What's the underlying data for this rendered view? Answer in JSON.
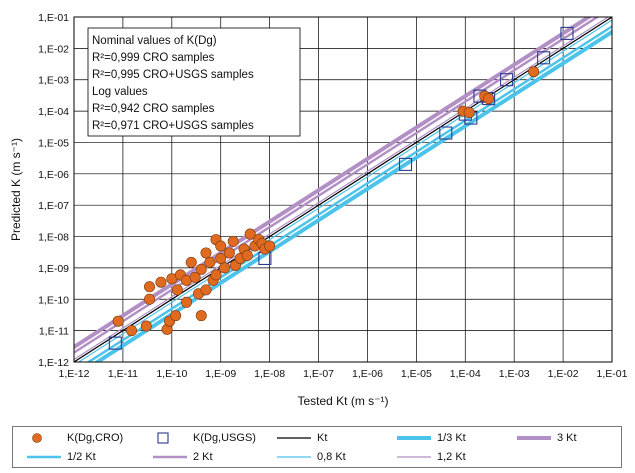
{
  "chart_data": {
    "type": "scatter",
    "xlabel": "Tested Kt (m s⁻¹)",
    "ylabel": "Predicted K (m s⁻¹)",
    "x_scale": "log",
    "y_scale": "log",
    "xlim": [
      1e-12,
      0.1
    ],
    "ylim": [
      1e-12,
      0.1
    ],
    "grid": true,
    "x_ticks": [
      "1,E-12",
      "1,E-11",
      "1,E-10",
      "1,E-09",
      "1,E-08",
      "1,E-07",
      "1,E-06",
      "1,E-05",
      "1,E-04",
      "1,E-03",
      "1,E-02",
      "1,E-01"
    ],
    "y_ticks": [
      "1,E-12",
      "1,E-11",
      "1,E-10",
      "1,E-09",
      "1,E-08",
      "1,E-07",
      "1,E-06",
      "1,E-05",
      "1,E-04",
      "1,E-03",
      "1,E-02",
      "1,E-01"
    ],
    "annotation": [
      "Nominal values of K(Dg)",
      "R²=0,999 CRO samples",
      "R²=0,995 CRO+USGS samples",
      "Log values",
      "R²=0,942 CRO samples",
      "R²=0,971 CRO+USGS samples"
    ],
    "series": [
      {
        "name": "K(Dg,CRO)",
        "marker": "circle",
        "color": "#e06a20",
        "points": [
          [
            8e-12,
            2e-11
          ],
          [
            1.5e-11,
            1e-11
          ],
          [
            3e-11,
            1.4e-11
          ],
          [
            8e-11,
            1.1e-11
          ],
          [
            3.5e-11,
            1e-10
          ],
          [
            3.5e-11,
            2.5e-10
          ],
          [
            6e-11,
            3.5e-10
          ],
          [
            9e-11,
            2e-11
          ],
          [
            1.2e-10,
            3e-11
          ],
          [
            1e-10,
            4.5e-10
          ],
          [
            1.3e-10,
            2e-10
          ],
          [
            1.5e-10,
            6e-10
          ],
          [
            2e-10,
            4e-10
          ],
          [
            2e-10,
            8e-11
          ],
          [
            2.5e-10,
            1.5e-09
          ],
          [
            3e-10,
            5e-10
          ],
          [
            3.5e-10,
            1.5e-10
          ],
          [
            4e-10,
            3e-11
          ],
          [
            4e-10,
            9e-10
          ],
          [
            5e-10,
            2e-10
          ],
          [
            5e-10,
            3e-09
          ],
          [
            6e-10,
            1.5e-09
          ],
          [
            7e-10,
            4e-10
          ],
          [
            8e-10,
            6e-10
          ],
          [
            8e-10,
            8e-09
          ],
          [
            1e-09,
            2e-09
          ],
          [
            1e-09,
            5e-09
          ],
          [
            1.2e-09,
            1e-09
          ],
          [
            1.5e-09,
            3e-09
          ],
          [
            1.8e-09,
            7e-09
          ],
          [
            2e-09,
            1.2e-09
          ],
          [
            2.5e-09,
            2e-09
          ],
          [
            3e-09,
            4e-09
          ],
          [
            3.5e-09,
            2.5e-09
          ],
          [
            4e-09,
            1.2e-08
          ],
          [
            5e-09,
            5e-09
          ],
          [
            6e-09,
            8e-09
          ],
          [
            7e-09,
            6e-09
          ],
          [
            8e-09,
            4e-09
          ],
          [
            1e-08,
            5e-09
          ],
          [
            9e-05,
            0.0001
          ],
          [
            0.00012,
            9e-05
          ],
          [
            0.00025,
            0.0003
          ],
          [
            0.0003,
            0.00025
          ],
          [
            0.0025,
            0.0018
          ]
        ]
      },
      {
        "name": "K(Dg,USGS)",
        "marker": "square-open",
        "color": "#2a3a8f",
        "points": [
          [
            7e-12,
            4e-12
          ],
          [
            8e-09,
            2e-09
          ],
          [
            6e-06,
            2e-06
          ],
          [
            4e-05,
            2e-05
          ],
          [
            0.0001,
            8e-05
          ],
          [
            0.00013,
            6e-05
          ],
          [
            0.0002,
            0.0003
          ],
          [
            0.0003,
            0.00025
          ],
          [
            0.0007,
            0.001
          ],
          [
            0.004,
            0.005
          ],
          [
            0.012,
            0.03
          ]
        ]
      },
      {
        "name": "Kt",
        "factor": 1,
        "color": "#000000",
        "width": 1.2
      },
      {
        "name": "1/3 Kt",
        "factor": 0.3333,
        "color": "#4cc3ea",
        "width": 4
      },
      {
        "name": "3 Kt",
        "factor": 3,
        "color": "#b28fc4",
        "width": 4
      },
      {
        "name": "1/2 Kt",
        "factor": 0.5,
        "color": "#4cc3ea",
        "width": 2.5
      },
      {
        "name": "2 Kt",
        "factor": 2,
        "color": "#b28fc4",
        "width": 2.5
      },
      {
        "name": "0,8 Kt",
        "factor": 0.8,
        "color": "#4cc3ea",
        "width": 1.2
      },
      {
        "name": "1,2 Kt",
        "factor": 1.2,
        "color": "#b28fc4",
        "width": 1.2
      }
    ],
    "legend_position": "bottom"
  },
  "legend": {
    "items": [
      {
        "label": "K(Dg,CRO)",
        "kind": "circle",
        "color": "#e06a20"
      },
      {
        "label": "K(Dg,USGS)",
        "kind": "square",
        "color": "#2a3a8f"
      },
      {
        "label": "Kt",
        "kind": "line",
        "color": "#000000",
        "width": 1.2
      },
      {
        "label": "1/3 Kt",
        "kind": "line",
        "color": "#4cc3ea",
        "width": 4
      },
      {
        "label": "3 Kt",
        "kind": "line",
        "color": "#b28fc4",
        "width": 4
      },
      {
        "label": "1/2 Kt",
        "kind": "line",
        "color": "#4cc3ea",
        "width": 2.5
      },
      {
        "label": "2 Kt",
        "kind": "line",
        "color": "#b28fc4",
        "width": 2.5
      },
      {
        "label": "0,8 Kt",
        "kind": "line",
        "color": "#4cc3ea",
        "width": 1.2
      },
      {
        "label": "1,2 Kt",
        "kind": "line",
        "color": "#b28fc4",
        "width": 1.2
      }
    ]
  }
}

-- WORK TO BE COMPLETED --
None of the pictures should appear; repeat the records exactly otherwise.

-- EXERCISE SOLUTION --
What's the underlying data for this rendered view? Answer in JSON.
{
  "chart_data": {
    "type": "scatter",
    "xlabel": "Tested Kt (m s⁻¹)",
    "ylabel": "Predicted K (m s⁻¹)",
    "x_scale": "log",
    "y_scale": "log",
    "xlim": [
      1e-12,
      0.1
    ],
    "ylim": [
      1e-12,
      0.1
    ],
    "grid": true,
    "x_ticks": [
      "1,E-12",
      "1,E-11",
      "1,E-10",
      "1,E-09",
      "1,E-08",
      "1,E-07",
      "1,E-06",
      "1,E-05",
      "1,E-04",
      "1,E-03",
      "1,E-02",
      "1,E-01"
    ],
    "y_ticks": [
      "1,E-12",
      "1,E-11",
      "1,E-10",
      "1,E-09",
      "1,E-08",
      "1,E-07",
      "1,E-06",
      "1,E-05",
      "1,E-04",
      "1,E-03",
      "1,E-02",
      "1,E-01"
    ],
    "annotation": [
      "Nominal values of K(Dg)",
      "R²=0,999 CRO samples",
      "R²=0,995 CRO+USGS samples",
      "Log values",
      "R²=0,942 CRO samples",
      "R²=0,971 CRO+USGS samples"
    ],
    "series": [
      {
        "name": "K(Dg,CRO)",
        "marker": "circle",
        "color": "#e06a20",
        "points": [
          [
            8e-12,
            2e-11
          ],
          [
            1.5e-11,
            1e-11
          ],
          [
            3e-11,
            1.4e-11
          ],
          [
            8e-11,
            1.1e-11
          ],
          [
            3.5e-11,
            1e-10
          ],
          [
            3.5e-11,
            2.5e-10
          ],
          [
            6e-11,
            3.5e-10
          ],
          [
            9e-11,
            2e-11
          ],
          [
            1.2e-10,
            3e-11
          ],
          [
            1e-10,
            4.5e-10
          ],
          [
            1.3e-10,
            2e-10
          ],
          [
            1.5e-10,
            6e-10
          ],
          [
            2e-10,
            4e-10
          ],
          [
            2e-10,
            8e-11
          ],
          [
            2.5e-10,
            1.5e-09
          ],
          [
            3e-10,
            5e-10
          ],
          [
            3.5e-10,
            1.5e-10
          ],
          [
            4e-10,
            3e-11
          ],
          [
            4e-10,
            9e-10
          ],
          [
            5e-10,
            2e-10
          ],
          [
            5e-10,
            3e-09
          ],
          [
            6e-10,
            1.5e-09
          ],
          [
            7e-10,
            4e-10
          ],
          [
            8e-10,
            6e-10
          ],
          [
            8e-10,
            8e-09
          ],
          [
            1e-09,
            2e-09
          ],
          [
            1e-09,
            5e-09
          ],
          [
            1.2e-09,
            1e-09
          ],
          [
            1.5e-09,
            3e-09
          ],
          [
            1.8e-09,
            7e-09
          ],
          [
            2e-09,
            1.2e-09
          ],
          [
            2.5e-09,
            2e-09
          ],
          [
            3e-09,
            4e-09
          ],
          [
            3.5e-09,
            2.5e-09
          ],
          [
            4e-09,
            1.2e-08
          ],
          [
            5e-09,
            5e-09
          ],
          [
            6e-09,
            8e-09
          ],
          [
            7e-09,
            6e-09
          ],
          [
            8e-09,
            4e-09
          ],
          [
            1e-08,
            5e-09
          ],
          [
            9e-05,
            0.0001
          ],
          [
            0.00012,
            9e-05
          ],
          [
            0.00025,
            0.0003
          ],
          [
            0.0003,
            0.00025
          ],
          [
            0.0025,
            0.0018
          ]
        ]
      },
      {
        "name": "K(Dg,USGS)",
        "marker": "square-open",
        "color": "#2a3a8f",
        "points": [
          [
            7e-12,
            4e-12
          ],
          [
            8e-09,
            2e-09
          ],
          [
            6e-06,
            2e-06
          ],
          [
            4e-05,
            2e-05
          ],
          [
            0.0001,
            8e-05
          ],
          [
            0.00013,
            6e-05
          ],
          [
            0.0002,
            0.0003
          ],
          [
            0.0003,
            0.00025
          ],
          [
            0.0007,
            0.001
          ],
          [
            0.004,
            0.005
          ],
          [
            0.012,
            0.03
          ]
        ]
      },
      {
        "name": "Kt",
        "factor": 1,
        "color": "#000000",
        "width": 1.2
      },
      {
        "name": "1/3 Kt",
        "factor": 0.3333,
        "color": "#4cc3ea",
        "width": 4
      },
      {
        "name": "3 Kt",
        "factor": 3,
        "color": "#b28fc4",
        "width": 4
      },
      {
        "name": "1/2 Kt",
        "factor": 0.5,
        "color": "#4cc3ea",
        "width": 2.5
      },
      {
        "name": "2 Kt",
        "factor": 2,
        "color": "#b28fc4",
        "width": 2.5
      },
      {
        "name": "0,8 Kt",
        "factor": 0.8,
        "color": "#4cc3ea",
        "width": 1.2
      },
      {
        "name": "1,2 Kt",
        "factor": 1.2,
        "color": "#b28fc4",
        "width": 1.2
      }
    ],
    "legend_position": "bottom"
  },
  "legend": {
    "items": [
      {
        "label": "K(Dg,CRO)",
        "kind": "circle",
        "color": "#e06a20"
      },
      {
        "label": "K(Dg,USGS)",
        "kind": "square",
        "color": "#2a3a8f"
      },
      {
        "label": "Kt",
        "kind": "line",
        "color": "#000000",
        "width": 1.2
      },
      {
        "label": "1/3 Kt",
        "kind": "line",
        "color": "#4cc3ea",
        "width": 4
      },
      {
        "label": "3 Kt",
        "kind": "line",
        "color": "#b28fc4",
        "width": 4
      },
      {
        "label": "1/2 Kt",
        "kind": "line",
        "color": "#4cc3ea",
        "width": 2.5
      },
      {
        "label": "2 Kt",
        "kind": "line",
        "color": "#b28fc4",
        "width": 2.5
      },
      {
        "label": "0,8 Kt",
        "kind": "line",
        "color": "#4cc3ea",
        "width": 1.2
      },
      {
        "label": "1,2 Kt",
        "kind": "line",
        "color": "#b28fc4",
        "width": 1.2
      }
    ]
  }
}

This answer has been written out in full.